§ **Supplied data**

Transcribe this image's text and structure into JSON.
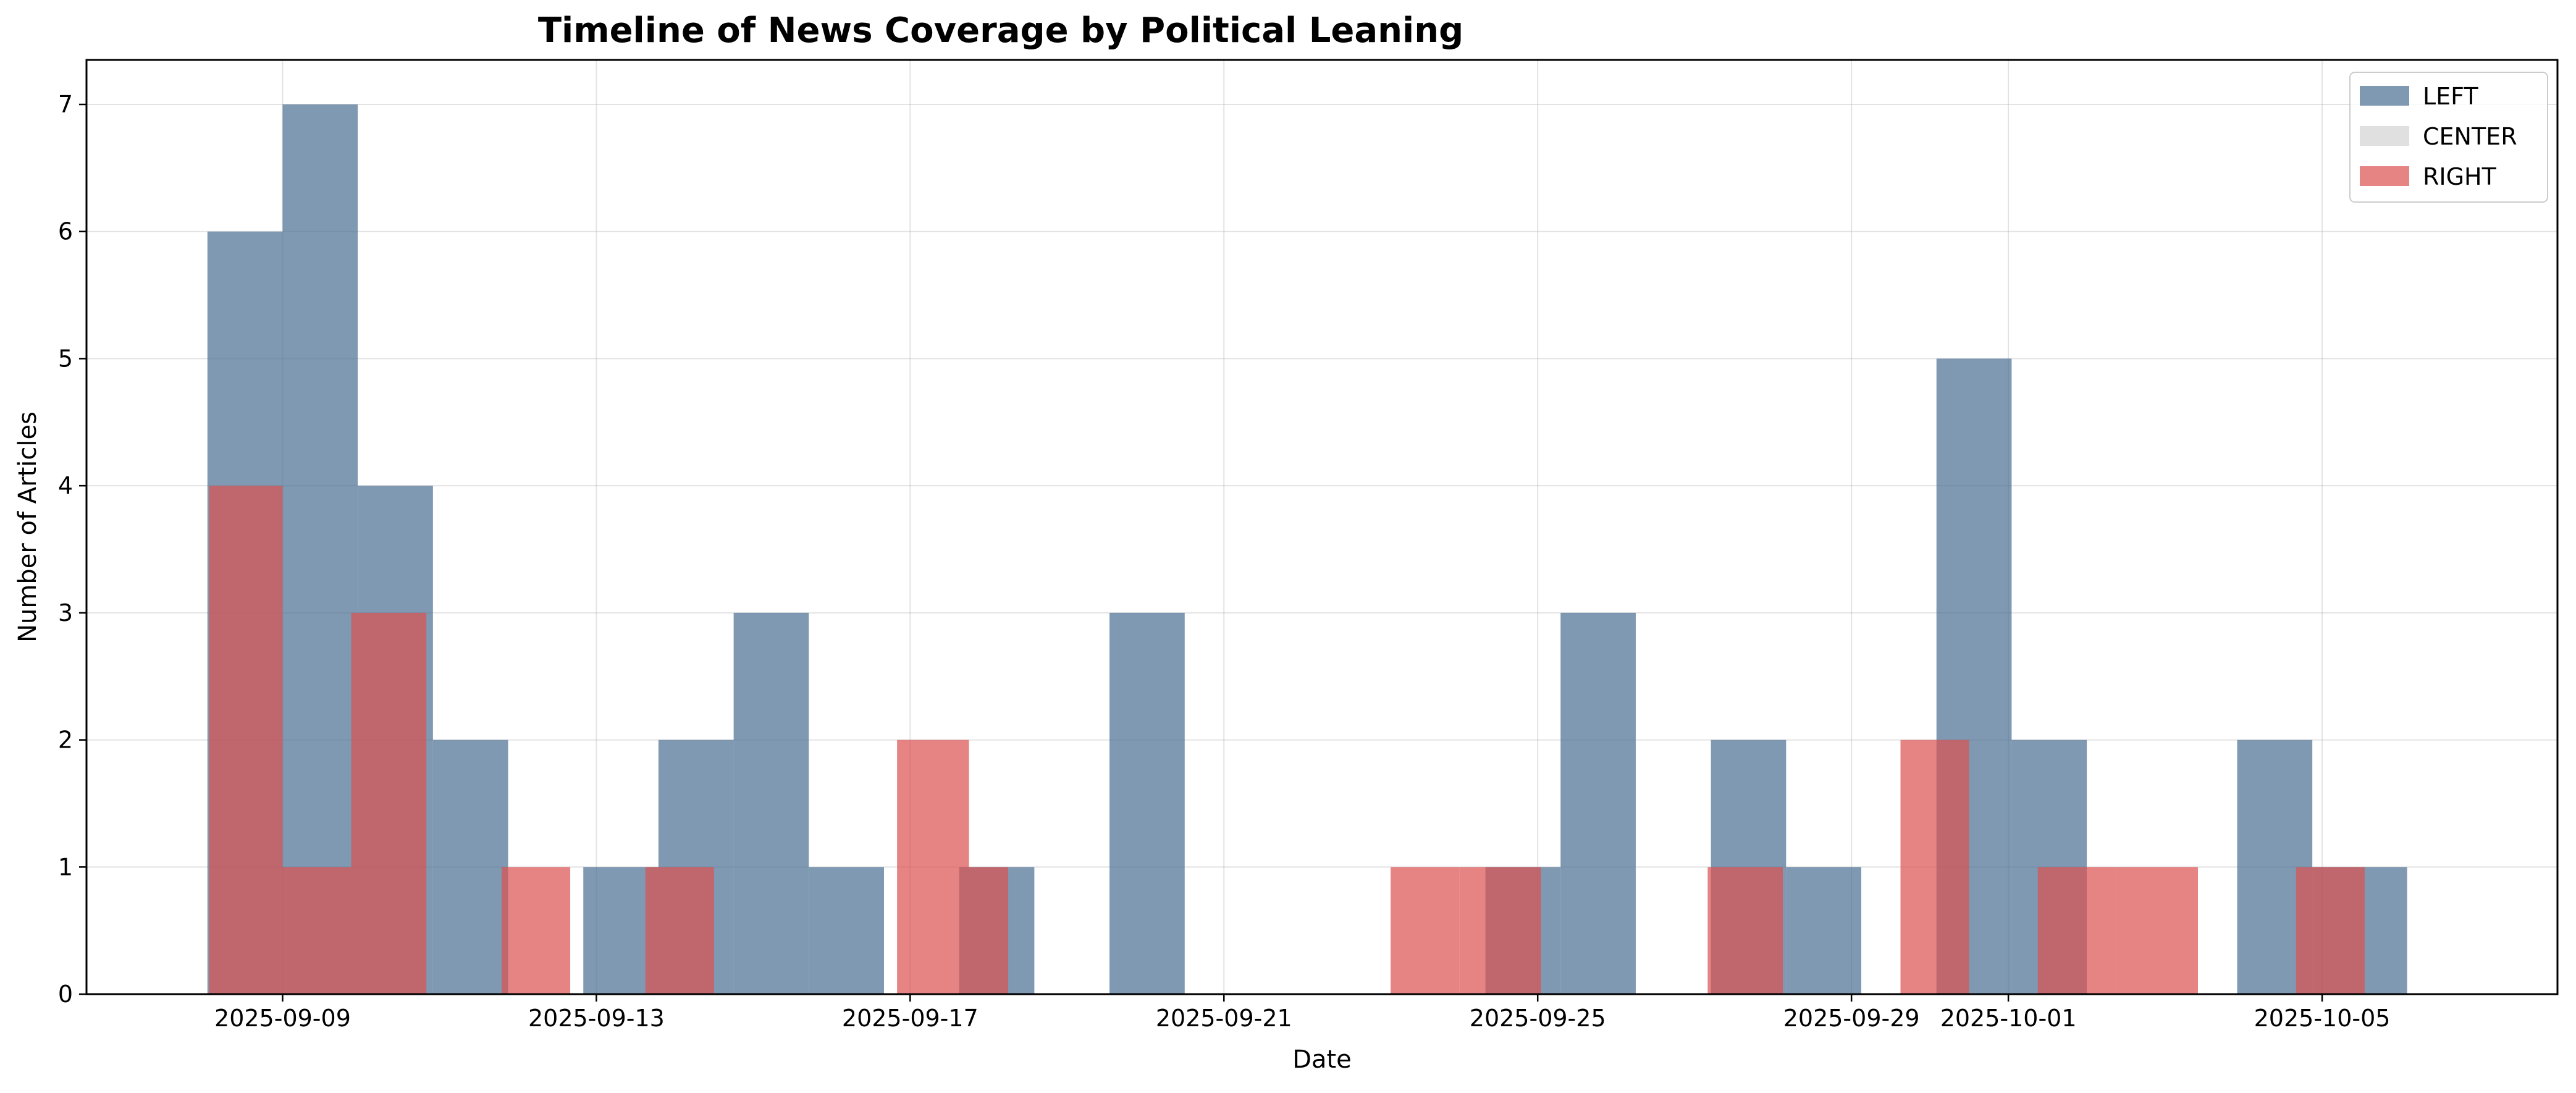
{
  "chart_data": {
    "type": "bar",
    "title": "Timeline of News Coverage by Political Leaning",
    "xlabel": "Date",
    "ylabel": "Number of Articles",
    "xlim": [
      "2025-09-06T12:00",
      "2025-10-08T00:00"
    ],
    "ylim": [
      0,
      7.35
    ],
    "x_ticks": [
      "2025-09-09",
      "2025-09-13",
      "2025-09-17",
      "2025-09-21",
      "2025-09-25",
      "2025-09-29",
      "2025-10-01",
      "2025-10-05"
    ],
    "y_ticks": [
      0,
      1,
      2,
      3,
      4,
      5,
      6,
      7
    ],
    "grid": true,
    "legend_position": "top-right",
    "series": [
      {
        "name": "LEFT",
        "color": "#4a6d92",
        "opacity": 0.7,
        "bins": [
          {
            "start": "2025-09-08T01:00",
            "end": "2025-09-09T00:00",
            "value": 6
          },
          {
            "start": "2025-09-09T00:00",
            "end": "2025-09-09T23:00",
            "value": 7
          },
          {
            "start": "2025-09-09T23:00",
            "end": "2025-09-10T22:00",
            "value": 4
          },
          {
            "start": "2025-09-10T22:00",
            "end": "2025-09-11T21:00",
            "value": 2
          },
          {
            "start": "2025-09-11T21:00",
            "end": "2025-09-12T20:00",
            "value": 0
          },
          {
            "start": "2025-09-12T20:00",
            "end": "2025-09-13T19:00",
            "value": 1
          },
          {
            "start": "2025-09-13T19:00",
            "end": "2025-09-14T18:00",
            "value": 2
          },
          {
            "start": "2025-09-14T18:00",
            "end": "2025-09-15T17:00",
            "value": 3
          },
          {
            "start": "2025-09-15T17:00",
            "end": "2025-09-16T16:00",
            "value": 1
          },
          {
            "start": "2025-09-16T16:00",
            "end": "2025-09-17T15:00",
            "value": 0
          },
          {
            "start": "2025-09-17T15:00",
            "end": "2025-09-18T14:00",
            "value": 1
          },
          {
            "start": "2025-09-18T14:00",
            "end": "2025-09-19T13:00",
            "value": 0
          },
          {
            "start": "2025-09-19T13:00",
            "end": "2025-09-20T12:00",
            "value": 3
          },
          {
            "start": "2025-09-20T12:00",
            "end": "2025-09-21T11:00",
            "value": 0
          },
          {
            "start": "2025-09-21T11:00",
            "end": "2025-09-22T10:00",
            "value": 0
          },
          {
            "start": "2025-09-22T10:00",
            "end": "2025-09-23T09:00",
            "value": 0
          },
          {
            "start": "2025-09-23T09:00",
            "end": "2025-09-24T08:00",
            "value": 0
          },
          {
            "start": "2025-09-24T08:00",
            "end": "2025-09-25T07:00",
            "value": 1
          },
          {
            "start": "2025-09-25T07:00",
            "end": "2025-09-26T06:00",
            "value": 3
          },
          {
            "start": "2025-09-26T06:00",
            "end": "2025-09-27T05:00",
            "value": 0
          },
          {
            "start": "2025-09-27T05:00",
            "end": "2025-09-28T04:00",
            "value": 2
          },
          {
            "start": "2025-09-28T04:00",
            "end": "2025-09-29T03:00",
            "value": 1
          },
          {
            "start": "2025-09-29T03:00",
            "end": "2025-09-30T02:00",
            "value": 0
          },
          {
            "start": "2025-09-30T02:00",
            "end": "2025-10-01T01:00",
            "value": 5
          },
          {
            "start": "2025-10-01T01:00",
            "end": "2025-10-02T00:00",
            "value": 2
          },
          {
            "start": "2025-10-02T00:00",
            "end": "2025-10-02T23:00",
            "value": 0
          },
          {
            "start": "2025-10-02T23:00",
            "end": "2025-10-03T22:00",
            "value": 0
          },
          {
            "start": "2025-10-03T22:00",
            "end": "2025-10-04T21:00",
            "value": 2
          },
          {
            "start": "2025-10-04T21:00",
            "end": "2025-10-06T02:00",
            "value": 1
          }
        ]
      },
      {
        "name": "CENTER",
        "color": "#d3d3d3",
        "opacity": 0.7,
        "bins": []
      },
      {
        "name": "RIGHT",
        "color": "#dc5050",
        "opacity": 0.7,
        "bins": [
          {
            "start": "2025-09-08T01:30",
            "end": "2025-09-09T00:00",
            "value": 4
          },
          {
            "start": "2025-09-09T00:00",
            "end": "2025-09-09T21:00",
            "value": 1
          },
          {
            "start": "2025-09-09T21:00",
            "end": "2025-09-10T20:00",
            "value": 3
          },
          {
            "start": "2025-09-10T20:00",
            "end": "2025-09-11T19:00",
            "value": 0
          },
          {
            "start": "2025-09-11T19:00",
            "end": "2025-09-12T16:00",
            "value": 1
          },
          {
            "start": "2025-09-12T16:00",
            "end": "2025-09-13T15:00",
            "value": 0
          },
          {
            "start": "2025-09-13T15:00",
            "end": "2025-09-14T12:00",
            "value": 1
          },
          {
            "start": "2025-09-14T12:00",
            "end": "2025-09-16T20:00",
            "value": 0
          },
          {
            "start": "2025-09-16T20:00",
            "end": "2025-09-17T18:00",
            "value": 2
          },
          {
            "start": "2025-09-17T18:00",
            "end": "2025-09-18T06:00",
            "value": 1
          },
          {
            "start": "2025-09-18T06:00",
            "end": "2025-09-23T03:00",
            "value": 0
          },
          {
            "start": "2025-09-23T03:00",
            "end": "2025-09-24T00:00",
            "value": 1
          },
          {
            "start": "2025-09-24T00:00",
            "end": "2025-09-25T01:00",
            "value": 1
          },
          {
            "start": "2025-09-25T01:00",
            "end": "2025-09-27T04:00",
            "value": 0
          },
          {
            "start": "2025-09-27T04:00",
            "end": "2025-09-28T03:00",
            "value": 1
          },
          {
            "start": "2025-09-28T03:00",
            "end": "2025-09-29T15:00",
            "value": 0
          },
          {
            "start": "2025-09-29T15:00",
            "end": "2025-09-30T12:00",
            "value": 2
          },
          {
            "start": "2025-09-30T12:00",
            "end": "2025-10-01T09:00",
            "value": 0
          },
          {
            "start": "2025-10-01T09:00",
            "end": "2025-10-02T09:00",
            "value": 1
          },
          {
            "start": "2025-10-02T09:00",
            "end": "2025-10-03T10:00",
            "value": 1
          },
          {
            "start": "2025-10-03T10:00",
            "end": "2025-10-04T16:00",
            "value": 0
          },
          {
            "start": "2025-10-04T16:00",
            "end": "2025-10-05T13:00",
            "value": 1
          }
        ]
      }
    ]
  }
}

§ **Given task**
Quote every line of the records above exactly; no picture is to be copied.

§ **Solution to this task**
Transcribe this image's text and structure into JSON.
{
  "chart_data": {
    "type": "bar",
    "title": "Timeline of News Coverage by Political Leaning",
    "xlabel": "Date",
    "ylabel": "Number of Articles",
    "xlim": [
      "2025-09-06T12:00",
      "2025-10-08T00:00"
    ],
    "ylim": [
      0,
      7.35
    ],
    "x_ticks": [
      "2025-09-09",
      "2025-09-13",
      "2025-09-17",
      "2025-09-21",
      "2025-09-25",
      "2025-09-29",
      "2025-10-01",
      "2025-10-05"
    ],
    "y_ticks": [
      0,
      1,
      2,
      3,
      4,
      5,
      6,
      7
    ],
    "grid": true,
    "legend_position": "top-right",
    "series": [
      {
        "name": "LEFT",
        "color": "#4a6d92",
        "opacity": 0.7,
        "bins": [
          {
            "start": "2025-09-08T01:00",
            "end": "2025-09-09T00:00",
            "value": 6
          },
          {
            "start": "2025-09-09T00:00",
            "end": "2025-09-09T23:00",
            "value": 7
          },
          {
            "start": "2025-09-09T23:00",
            "end": "2025-09-10T22:00",
            "value": 4
          },
          {
            "start": "2025-09-10T22:00",
            "end": "2025-09-11T21:00",
            "value": 2
          },
          {
            "start": "2025-09-11T21:00",
            "end": "2025-09-12T20:00",
            "value": 0
          },
          {
            "start": "2025-09-12T20:00",
            "end": "2025-09-13T19:00",
            "value": 1
          },
          {
            "start": "2025-09-13T19:00",
            "end": "2025-09-14T18:00",
            "value": 2
          },
          {
            "start": "2025-09-14T18:00",
            "end": "2025-09-15T17:00",
            "value": 3
          },
          {
            "start": "2025-09-15T17:00",
            "end": "2025-09-16T16:00",
            "value": 1
          },
          {
            "start": "2025-09-16T16:00",
            "end": "2025-09-17T15:00",
            "value": 0
          },
          {
            "start": "2025-09-17T15:00",
            "end": "2025-09-18T14:00",
            "value": 1
          },
          {
            "start": "2025-09-18T14:00",
            "end": "2025-09-19T13:00",
            "value": 0
          },
          {
            "start": "2025-09-19T13:00",
            "end": "2025-09-20T12:00",
            "value": 3
          },
          {
            "start": "2025-09-20T12:00",
            "end": "2025-09-21T11:00",
            "value": 0
          },
          {
            "start": "2025-09-21T11:00",
            "end": "2025-09-22T10:00",
            "value": 0
          },
          {
            "start": "2025-09-22T10:00",
            "end": "2025-09-23T09:00",
            "value": 0
          },
          {
            "start": "2025-09-23T09:00",
            "end": "2025-09-24T08:00",
            "value": 0
          },
          {
            "start": "2025-09-24T08:00",
            "end": "2025-09-25T07:00",
            "value": 1
          },
          {
            "start": "2025-09-25T07:00",
            "end": "2025-09-26T06:00",
            "value": 3
          },
          {
            "start": "2025-09-26T06:00",
            "end": "2025-09-27T05:00",
            "value": 0
          },
          {
            "start": "2025-09-27T05:00",
            "end": "2025-09-28T04:00",
            "value": 2
          },
          {
            "start": "2025-09-28T04:00",
            "end": "2025-09-29T03:00",
            "value": 1
          },
          {
            "start": "2025-09-29T03:00",
            "end": "2025-09-30T02:00",
            "value": 0
          },
          {
            "start": "2025-09-30T02:00",
            "end": "2025-10-01T01:00",
            "value": 5
          },
          {
            "start": "2025-10-01T01:00",
            "end": "2025-10-02T00:00",
            "value": 2
          },
          {
            "start": "2025-10-02T00:00",
            "end": "2025-10-02T23:00",
            "value": 0
          },
          {
            "start": "2025-10-02T23:00",
            "end": "2025-10-03T22:00",
            "value": 0
          },
          {
            "start": "2025-10-03T22:00",
            "end": "2025-10-04T21:00",
            "value": 2
          },
          {
            "start": "2025-10-04T21:00",
            "end": "2025-10-06T02:00",
            "value": 1
          }
        ]
      },
      {
        "name": "CENTER",
        "color": "#d3d3d3",
        "opacity": 0.7,
        "bins": []
      },
      {
        "name": "RIGHT",
        "color": "#dc5050",
        "opacity": 0.7,
        "bins": [
          {
            "start": "2025-09-08T01:30",
            "end": "2025-09-09T00:00",
            "value": 4
          },
          {
            "start": "2025-09-09T00:00",
            "end": "2025-09-09T21:00",
            "value": 1
          },
          {
            "start": "2025-09-09T21:00",
            "end": "2025-09-10T20:00",
            "value": 3
          },
          {
            "start": "2025-09-10T20:00",
            "end": "2025-09-11T19:00",
            "value": 0
          },
          {
            "start": "2025-09-11T19:00",
            "end": "2025-09-12T16:00",
            "value": 1
          },
          {
            "start": "2025-09-12T16:00",
            "end": "2025-09-13T15:00",
            "value": 0
          },
          {
            "start": "2025-09-13T15:00",
            "end": "2025-09-14T12:00",
            "value": 1
          },
          {
            "start": "2025-09-14T12:00",
            "end": "2025-09-16T20:00",
            "value": 0
          },
          {
            "start": "2025-09-16T20:00",
            "end": "2025-09-17T18:00",
            "value": 2
          },
          {
            "start": "2025-09-17T18:00",
            "end": "2025-09-18T06:00",
            "value": 1
          },
          {
            "start": "2025-09-18T06:00",
            "end": "2025-09-23T03:00",
            "value": 0
          },
          {
            "start": "2025-09-23T03:00",
            "end": "2025-09-24T00:00",
            "value": 1
          },
          {
            "start": "2025-09-24T00:00",
            "end": "2025-09-25T01:00",
            "value": 1
          },
          {
            "start": "2025-09-25T01:00",
            "end": "2025-09-27T04:00",
            "value": 0
          },
          {
            "start": "2025-09-27T04:00",
            "end": "2025-09-28T03:00",
            "value": 1
          },
          {
            "start": "2025-09-28T03:00",
            "end": "2025-09-29T15:00",
            "value": 0
          },
          {
            "start": "2025-09-29T15:00",
            "end": "2025-09-30T12:00",
            "value": 2
          },
          {
            "start": "2025-09-30T12:00",
            "end": "2025-10-01T09:00",
            "value": 0
          },
          {
            "start": "2025-10-01T09:00",
            "end": "2025-10-02T09:00",
            "value": 1
          },
          {
            "start": "2025-10-02T09:00",
            "end": "2025-10-03T10:00",
            "value": 1
          },
          {
            "start": "2025-10-03T10:00",
            "end": "2025-10-04T16:00",
            "value": 0
          },
          {
            "start": "2025-10-04T16:00",
            "end": "2025-10-05T13:00",
            "value": 1
          }
        ]
      }
    ]
  }
}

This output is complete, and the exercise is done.